- Problem to solve:
An exact reprint of the listing is required, with no pictures included.

- Records supplied:
[Start of section]
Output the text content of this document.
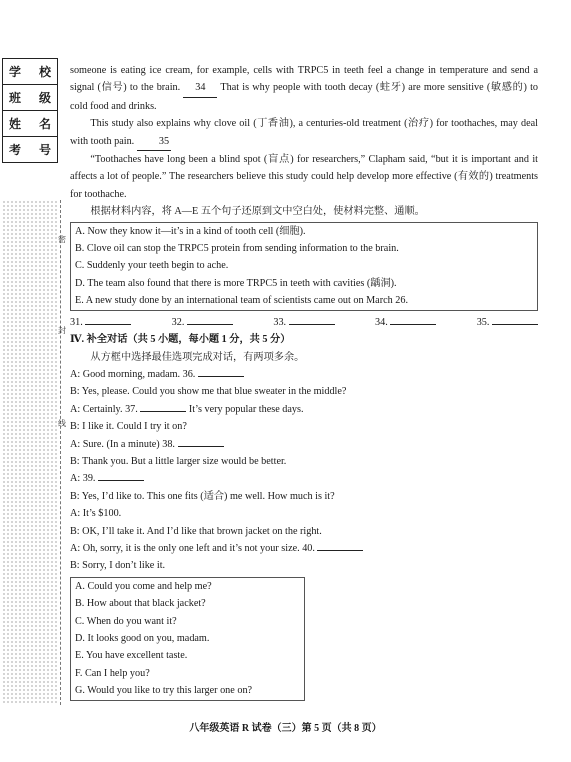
学 校
班 级
姓 名
考 号
密
封
线

someone is eating ice cream, for example, cells with TRPC5 in teeth feel a change in temperature and send a signal (信号) to the brain. 34 That is why people with tooth decay (蛀牙) are more sensitive (敏感的) to cold food and drinks.

This study also explains why clove oil (丁香油), a centuries-old treatment (治疗) for toothaches, may deal with tooth pain. 35

“Toothaches have long been a blind spot (盲点) for researchers,” Clapham said, “but it is important and it affects a lot of people.” The researchers believe this study could help develop more effective (有效的) treatments for toothache.

根据材料内容，将 A—E 五个句子还原到文中空白处，使材料完整、通顺。

A. Now they know it—it’s in a kind of tooth cell (细胞).
B. Clove oil can stop the TRPC5 protein from sending information to the brain.
C. Suddenly your teeth begin to ache.
D. The team also found that there is more TRPC5 in teeth with cavities (龋洞).
E. A new study done by an international team of scientists came out on March 26.
31.	32.	33.	34.	35.

Ⅳ. 补全对话（共 5 小题，每小题 1 分，共 5 分）

从方框中选择最佳选项完成对话，有两项多余。

A: Good morning, madam. 36.
B: Yes, please. Could you show me that blue sweater in the middle?
A: Certainly. 37.	It’s very popular these days.
B: I like it. Could I try it on?
A: Sure. (In a minute) 38.
B: Thank you. But a little larger size would be better.
A: 39.
B: Yes, I’d like to. This one fits (适合) me well. How much is it?
A: It’s $100.
B: OK, I’ll take it. And I’d like that brown jacket on the right.
A: Oh, sorry, it is the only one left and it’s not your size. 40.
B: Sorry, I don’t like it.
A. Could you come and help me?
B. How about that black jacket?
C. When do you want it?
D. It looks good on you, madam.
E. You have excellent taste.
F. Can I help you?
G. Would you like to try this larger one on?
八年级英语 R 试卷（三）第 5 页（共 8 页）
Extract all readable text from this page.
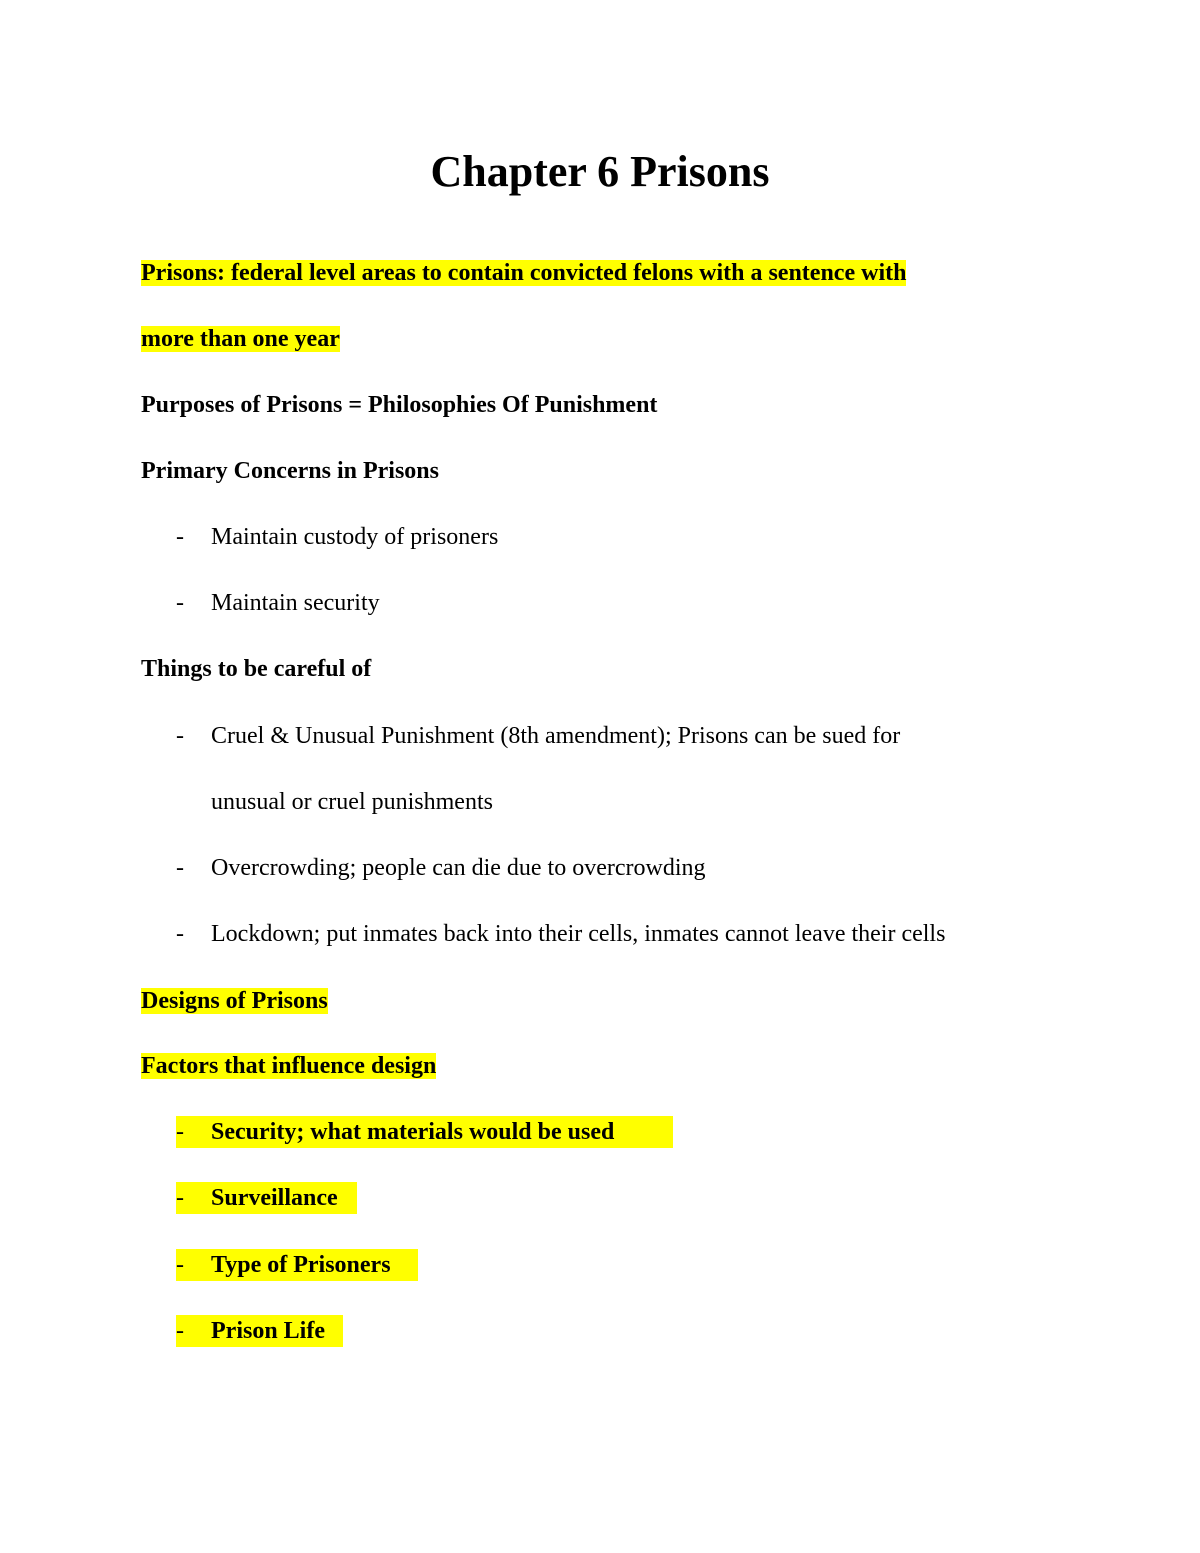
Chapter 6 Prisons
Prisons: federal level areas to contain convicted felons with a sentence with
more than one year
Purposes of Prisons = Philosophies Of Punishment
Primary Concerns in Prisons
- Maintain custody of prisoners
- Maintain security
Things to be careful of
- Cruel & Unusual Punishment (8th amendment); Prisons can be sued for
unusual or cruel punishments
- Overcrowding; people can die due to overcrowding
- Lockdown; put inmates back into their cells, inmates cannot leave their cells
Designs of Prisons
Factors that influence design
- Security; what materials would be used
- Surveillance
- Type of Prisoners
- Prison Life
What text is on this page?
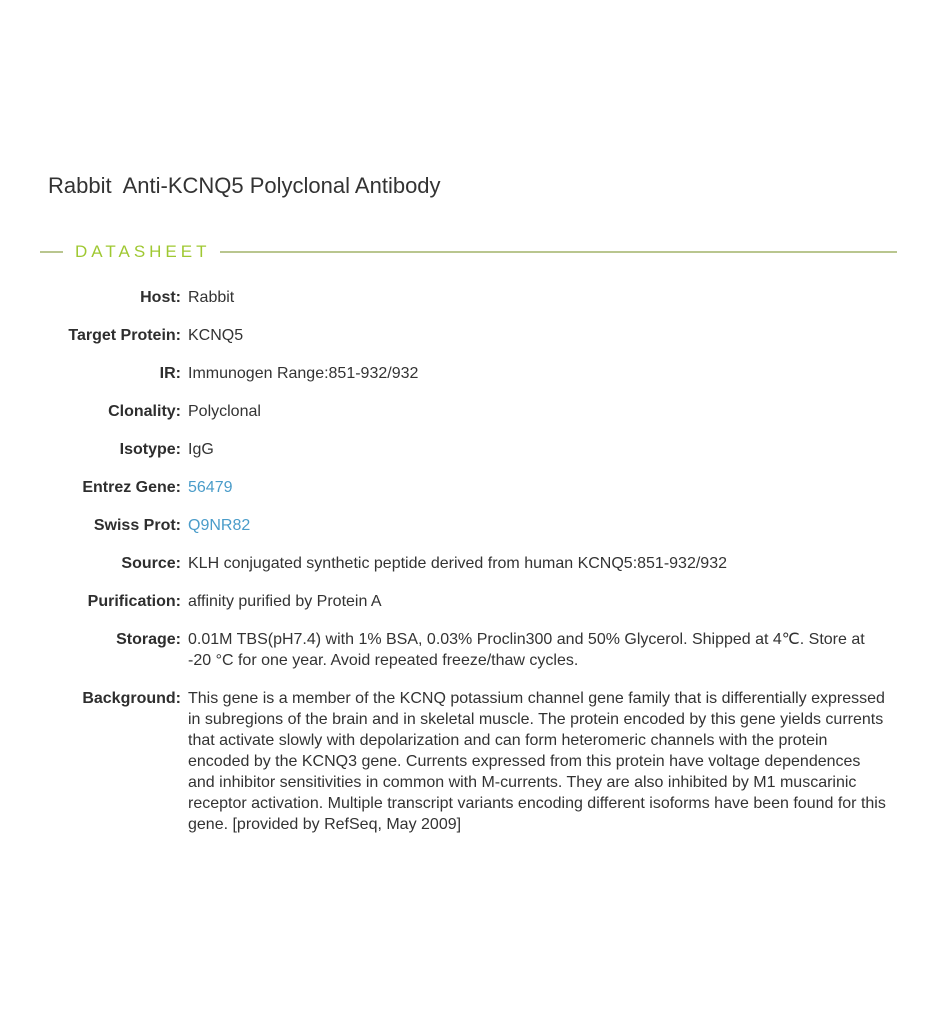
Rabbit  Anti-KCNQ5 Polyclonal Antibody
DATASHEET
Host: Rabbit
Target Protein: KCNQ5
IR: Immunogen Range:851-932/932
Clonality: Polyclonal
Isotype: IgG
Entrez Gene: 56479
Swiss Prot: Q9NR82
Source: KLH conjugated synthetic peptide derived from human KCNQ5:851-932/932
Purification: affinity purified by Protein A
Storage: 0.01M TBS(pH7.4) with 1% BSA, 0.03% Proclin300 and 50% Glycerol. Shipped at 4℃. Store at -20 °C for one year. Avoid repeated freeze/thaw cycles.
Background: This gene is a member of the KCNQ potassium channel gene family that is differentially expressed in subregions of the brain and in skeletal muscle. The protein encoded by this gene yields currents that activate slowly with depolarization and can form heteromeric channels with the protein encoded by the KCNQ3 gene. Currents expressed from this protein have voltage dependences and inhibitor sensitivities in common with M-currents. They are also inhibited by M1 muscarinic receptor activation. Multiple transcript variants encoding different isoforms have been found for this gene. [provided by RefSeq, May 2009]
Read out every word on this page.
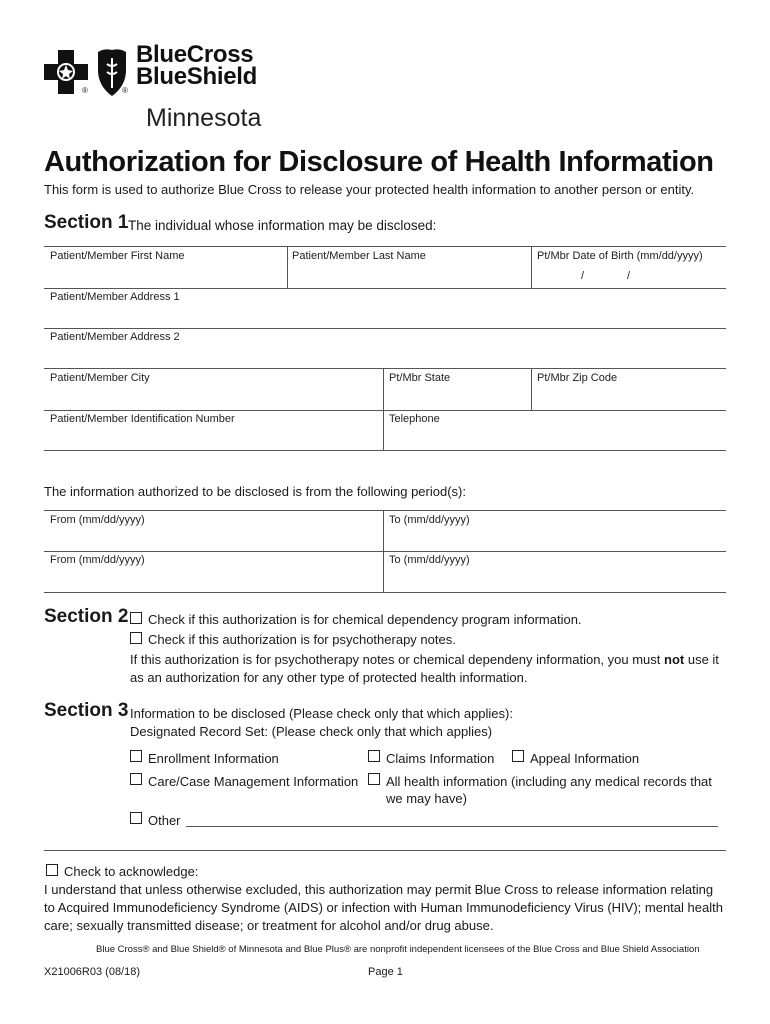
®	®
BlueCross
BlueShield
Minnesota
Authorization for Disclosure of Health Information
This form is used to authorize Blue Cross to release your protected health information to another person or entity.
Section 1 The individual whose information may be disclosed:
Patient/Member First Name	Patient/Member Last Name	Pt/Mbr Date of Birth (mm/dd/yyyy)
/	/
Patient/Member Address 1
Patient/Member Address 2
Patient/Member City	Pt/Mbr State	Pt/Mbr Zip Code
Patient/Member Identification Number	Telephone
The information authorized to be disclosed is from the following period(s):
From (mm/dd/yyyy)	To (mm/dd/yyyy)
From (mm/dd/yyyy)	To (mm/dd/yyyy)
Section 2 Check if this authorization is for chemical dependency program information.
Check if this authorization is for psychotherapy notes.
If this authorization is for psychotherapy notes or chemical dependeny information, you must not use it
as an authorization for any other type of protected health information.
Section 3 Information to be disclosed (Please check only that which applies):
Designated Record Set: (Please check only that which applies)
Enrollment Information	Claims Information	Appeal Information
Care/Case Management Information All health information (including any medical records that
we may have)
Other
Check to acknowledge:
I understand that unless otherwise excluded, this authorization may permit Blue Cross to release information relating
to Acquired Immunodeficiency Syndrome (AIDS) or infection with Human Immunodeficiency Virus (HIV); mental health
care; sexually transmitted disease; or treatment for alcohol and/or drug abuse.
Blue Cross® and Blue Shield® of Minnesota and Blue Plus® are nonprofit independent licensees of the Blue Cross and Blue Shield Association
X21006R03 (08/18)	Page 1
[End of section]
- Reply:
Output the text content of this document.
学 校
班 级
姓 名
考 号
密
封
线

someone is eating ice cream, for example, cells with TRPC5 in teeth feel a change in temperature and send a signal (信号) to the brain. 34 That is why people with tooth decay (蛀牙) are more sensitive (敏感的) to cold food and drinks.

This study also explains why clove oil (丁香油), a centuries-old treatment (治疗) for toothaches, may deal with tooth pain. 35

“Toothaches have long been a blind spot (盲点) for researchers,” Clapham said, “but it is important and it affects a lot of people.” The researchers believe this study could help develop more effective (有效的) treatments for toothache.

根据材料内容，将 A—E 五个句子还原到文中空白处，使材料完整、通顺。

A. Now they know it—it’s in a kind of tooth cell (细胞).
B. Clove oil can stop the TRPC5 protein from sending information to the brain.
C. Suddenly your teeth begin to ache.
D. The team also found that there is more TRPC5 in teeth with cavities (龋洞).
E. A new study done by an international team of scientists came out on March 26.
31.	32.	33.	34.	35.

Ⅳ. 补全对话（共 5 小题，每小题 1 分，共 5 分）

从方框中选择最佳选项完成对话，有两项多余。

A: Good morning, madam. 36.
B: Yes, please. Could you show me that blue sweater in the middle?
A: Certainly. 37.	It’s very popular these days.
B: I like it. Could I try it on?
A: Sure. (In a minute) 38.
B: Thank you. But a little larger size would be better.
A: 39.
B: Yes, I’d like to. This one fits (适合) me well. How much is it?
A: It’s $100.
B: OK, I’ll take it. And I’d like that brown jacket on the right.
A: Oh, sorry, it is the only one left and it’s not your size. 40.
B: Sorry, I don’t like it.
A. Could you come and help me?
B. How about that black jacket?
C. When do you want it?
D. It looks good on you, madam.
E. You have excellent taste.
F. Can I help you?
G. Would you like to try this larger one on?
八年级英语 R 试卷（三）第 5 页（共 8 页）
Extract all readable text from this page.
Chapter 6 Prisons
Prisons: federal level areas to contain convicted felons with a sentence with
more than one year
Purposes of Prisons = Philosophies Of Punishment
Primary Concerns in Prisons
- Maintain custody of prisoners
- Maintain security
Things to be careful of
- Cruel & Unusual Punishment (8th amendment); Prisons can be sued for
unusual or cruel punishments
- Overcrowding; people can die due to overcrowding
- Lockdown; put inmates back into their cells, inmates cannot leave their cells
Designs of Prisons
Factors that influence design
- Security; what materials would be used
- Surveillance
- Type of Prisoners
- Prison Life
What text is on this page?
Rabbit  Anti-KCNQ5 Polyclonal Antibody
DATASHEET
Host: Rabbit
Target Protein: KCNQ5
IR: Immunogen Range:851-932/932
Clonality: Polyclonal
Isotype: IgG
Entrez Gene: 56479
Swiss Prot: Q9NR82
Source: KLH conjugated synthetic peptide derived from human KCNQ5:851-932/932
Purification: affinity purified by Protein A
Storage: 0.01M TBS(pH7.4) with 1% BSA, 0.03% Proclin300 and 50% Glycerol. Shipped at 4℃. Store at -20 °C for one year. Avoid repeated freeze/thaw cycles.
Background: This gene is a member of the KCNQ potassium channel gene family that is differentially expressed in subregions of the brain and in skeletal muscle. The protein encoded by this gene yields currents that activate slowly with depolarization and can form heteromeric channels with the protein encoded by the KCNQ3 gene. Currents expressed from this protein have voltage dependences and inhibitor sensitivities in common with M-currents. They are also inhibited by M1 muscarinic receptor activation. Multiple transcript variants encoding different isoforms have been found for this gene. [provided by RefSeq, May 2009]
Read out every word on this page.
®	®
BlueCross
BlueShield
Minnesota
Authorization for Disclosure of Health Information
This form is used to authorize Blue Cross to release your protected health information to another person or entity.
Section 1 The individual whose information may be disclosed:
Patient/Member First Name	Patient/Member Last Name	Pt/Mbr Date of Birth (mm/dd/yyyy)
/	/
Patient/Member Address 1
Patient/Member Address 2
Patient/Member City	Pt/Mbr State	Pt/Mbr Zip Code
Patient/Member Identification Number	Telephone
The information authorized to be disclosed is from the following period(s):
From (mm/dd/yyyy)	To (mm/dd/yyyy)
From (mm/dd/yyyy)	To (mm/dd/yyyy)
Section 2 Check if this authorization is for chemical dependency program information.
Check if this authorization is for psychotherapy notes.
If this authorization is for psychotherapy notes or chemical dependeny information, you must not use it
as an authorization for any other type of protected health information.
Section 3 Information to be disclosed (Please check only that which applies):
Designated Record Set: (Please check only that which applies)
Enrollment Information	Claims Information	Appeal Information
Care/Case Management Information All health information (including any medical records that
we may have)
Other
Check to acknowledge:
I understand that unless otherwise excluded, this authorization may permit Blue Cross to release information relating
to Acquired Immunodeficiency Syndrome (AIDS) or infection with Human Immunodeficiency Virus (HIV); mental health
care; sexually transmitted disease; or treatment for alcohol and/or drug abuse.
Blue Cross® and Blue Shield® of Minnesota and Blue Plus® are nonprofit independent licensees of the Blue Cross and Blue Shield Association
X21006R03 (08/18)	Page 1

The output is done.